■ GOAL OF THE EXERCISE ■
Below is a listing to transcribe in full and exactly; keep the pictures out.

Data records
....
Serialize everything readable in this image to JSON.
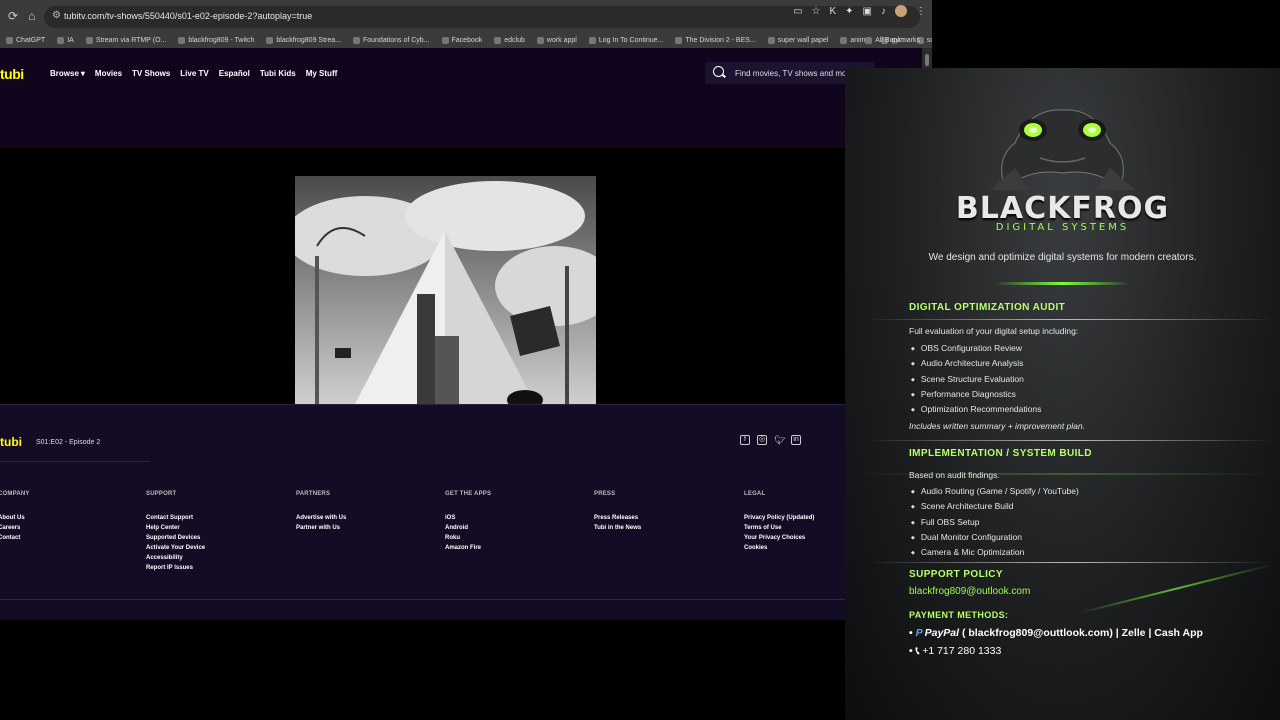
{
  "browser": {
    "url": "tubitv.com/tv-shows/550440/s01-e02-episode-2?autoplay=true",
    "bookmarks": [
      "ChatGPT",
      "IA",
      "Stream via RTMP (O...",
      "blackfrog809 - Twitch",
      "blackfrog809 Strea...",
      "Foundations of Cyb...",
      "Facebook",
      "edclub",
      "work appl",
      "Log In To Continue...",
      "The Division 2 - BES...",
      "super wall papel",
      "anime",
      "gym",
      "social media"
    ],
    "all_bookmarks": "All Bookmarks"
  },
  "tubi": {
    "logo": "tubi",
    "nav": [
      "Browse",
      "Movies",
      "TV Shows",
      "Live TV",
      "Español",
      "Tubi Kids",
      "My Stuff"
    ],
    "search_placeholder": "Find movies, TV shows and more",
    "episode_label": "S01:E02 - Episode 2",
    "footer_columns": [
      {
        "title": "COMPANY",
        "links": [
          "About Us",
          "Careers",
          "Contact"
        ]
      },
      {
        "title": "SUPPORT",
        "links": [
          "Contact Support",
          "Help Center",
          "Supported Devices",
          "Activate Your Device",
          "Accessibility",
          "Report IP Issues"
        ]
      },
      {
        "title": "PARTNERS",
        "links": [
          "Advertise with Us",
          "Partner with Us"
        ]
      },
      {
        "title": "GET THE APPS",
        "links": [
          "iOS",
          "Android",
          "Roku",
          "Amazon Fire"
        ]
      },
      {
        "title": "PRESS",
        "links": [
          "Press Releases",
          "Tubi in the News"
        ]
      },
      {
        "title": "LEGAL",
        "links": [
          "Privacy Policy (Updated)",
          "Terms of Use",
          "Your Privacy Choices",
          "Cookies"
        ]
      }
    ]
  },
  "overlay": {
    "brand": "BLACKFROG",
    "brand_sub": "DIGITAL SYSTEMS",
    "tagline": "We design and optimize digital systems for modern creators.",
    "audit_title": "DIGITAL OPTIMIZATION AUDIT",
    "audit_intro": "Full evaluation of your digital setup including:",
    "audit_items": [
      "OBS Configuration Review",
      "Audio Architecture Analysis",
      "Scene Structure Evaluation",
      "Performance Diagnostics",
      "Optimization Recommendations"
    ],
    "audit_note": "Includes written summary + improvement plan.",
    "build_title": "IMPLEMENTATION / SYSTEM BUILD",
    "build_intro": "Based on audit findings.",
    "build_items": [
      "Audio Routing (Game / Spotify / YouTube)",
      "Scene Architecture Build",
      "Full OBS Setup",
      "Dual Monitor Configuration",
      "Camera & Mic Optimization"
    ],
    "support_title": "SUPPORT POLICY",
    "support_email": "blackfrog809@outlook.com",
    "payment_title": "PAYMENT METHODS:",
    "paypal_label": "PayPal",
    "paypal_detail": "( blackfrog809@outtlook.com) | Zelle | Cash App",
    "phone": "+1 717 280 1333"
  },
  "colors": {
    "tubi_yellow": "#ffff13",
    "tubi_bg": "#10051d",
    "overlay_accent": "#9cff55"
  }
}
....
■ ANSWER IN FULL ■
Serialize everything readable in this image to JSON.
{
  "browser": {
    "url": "tubitv.com/tv-shows/550440/s01-e02-episode-2?autoplay=true",
    "bookmarks": [
      "ChatGPT",
      "IA",
      "Stream via RTMP (O...",
      "blackfrog809 - Twitch",
      "blackfrog809 Strea...",
      "Foundations of Cyb...",
      "Facebook",
      "edclub",
      "work appl",
      "Log In To Continue...",
      "The Division 2 - BES...",
      "super wall papel",
      "anime",
      "gym",
      "social media"
    ],
    "all_bookmarks": "All Bookmarks"
  },
  "tubi": {
    "logo": "tubi",
    "nav": [
      "Browse",
      "Movies",
      "TV Shows",
      "Live TV",
      "Español",
      "Tubi Kids",
      "My Stuff"
    ],
    "search_placeholder": "Find movies, TV shows and more",
    "episode_label": "S01:E02 - Episode 2",
    "footer_columns": [
      {
        "title": "COMPANY",
        "links": [
          "About Us",
          "Careers",
          "Contact"
        ]
      },
      {
        "title": "SUPPORT",
        "links": [
          "Contact Support",
          "Help Center",
          "Supported Devices",
          "Activate Your Device",
          "Accessibility",
          "Report IP Issues"
        ]
      },
      {
        "title": "PARTNERS",
        "links": [
          "Advertise with Us",
          "Partner with Us"
        ]
      },
      {
        "title": "GET THE APPS",
        "links": [
          "iOS",
          "Android",
          "Roku",
          "Amazon Fire"
        ]
      },
      {
        "title": "PRESS",
        "links": [
          "Press Releases",
          "Tubi in the News"
        ]
      },
      {
        "title": "LEGAL",
        "links": [
          "Privacy Policy (Updated)",
          "Terms of Use",
          "Your Privacy Choices",
          "Cookies"
        ]
      }
    ]
  },
  "overlay": {
    "brand": "BLACKFROG",
    "brand_sub": "DIGITAL SYSTEMS",
    "tagline": "We design and optimize digital systems for modern creators.",
    "audit_title": "DIGITAL OPTIMIZATION AUDIT",
    "audit_intro": "Full evaluation of your digital setup including:",
    "audit_items": [
      "OBS Configuration Review",
      "Audio Architecture Analysis",
      "Scene Structure Evaluation",
      "Performance Diagnostics",
      "Optimization Recommendations"
    ],
    "audit_note": "Includes written summary + improvement plan.",
    "build_title": "IMPLEMENTATION / SYSTEM BUILD",
    "build_intro": "Based on audit findings.",
    "build_items": [
      "Audio Routing (Game / Spotify / YouTube)",
      "Scene Architecture Build",
      "Full OBS Setup",
      "Dual Monitor Configuration",
      "Camera & Mic Optimization"
    ],
    "support_title": "SUPPORT POLICY",
    "support_email": "blackfrog809@outlook.com",
    "payment_title": "PAYMENT METHODS:",
    "paypal_label": "PayPal",
    "paypal_detail": "( blackfrog809@outtlook.com) | Zelle | Cash App",
    "phone": "+1 717 280 1333"
  },
  "colors": {
    "tubi_yellow": "#ffff13",
    "tubi_bg": "#10051d",
    "overlay_accent": "#9cff55"
  }
}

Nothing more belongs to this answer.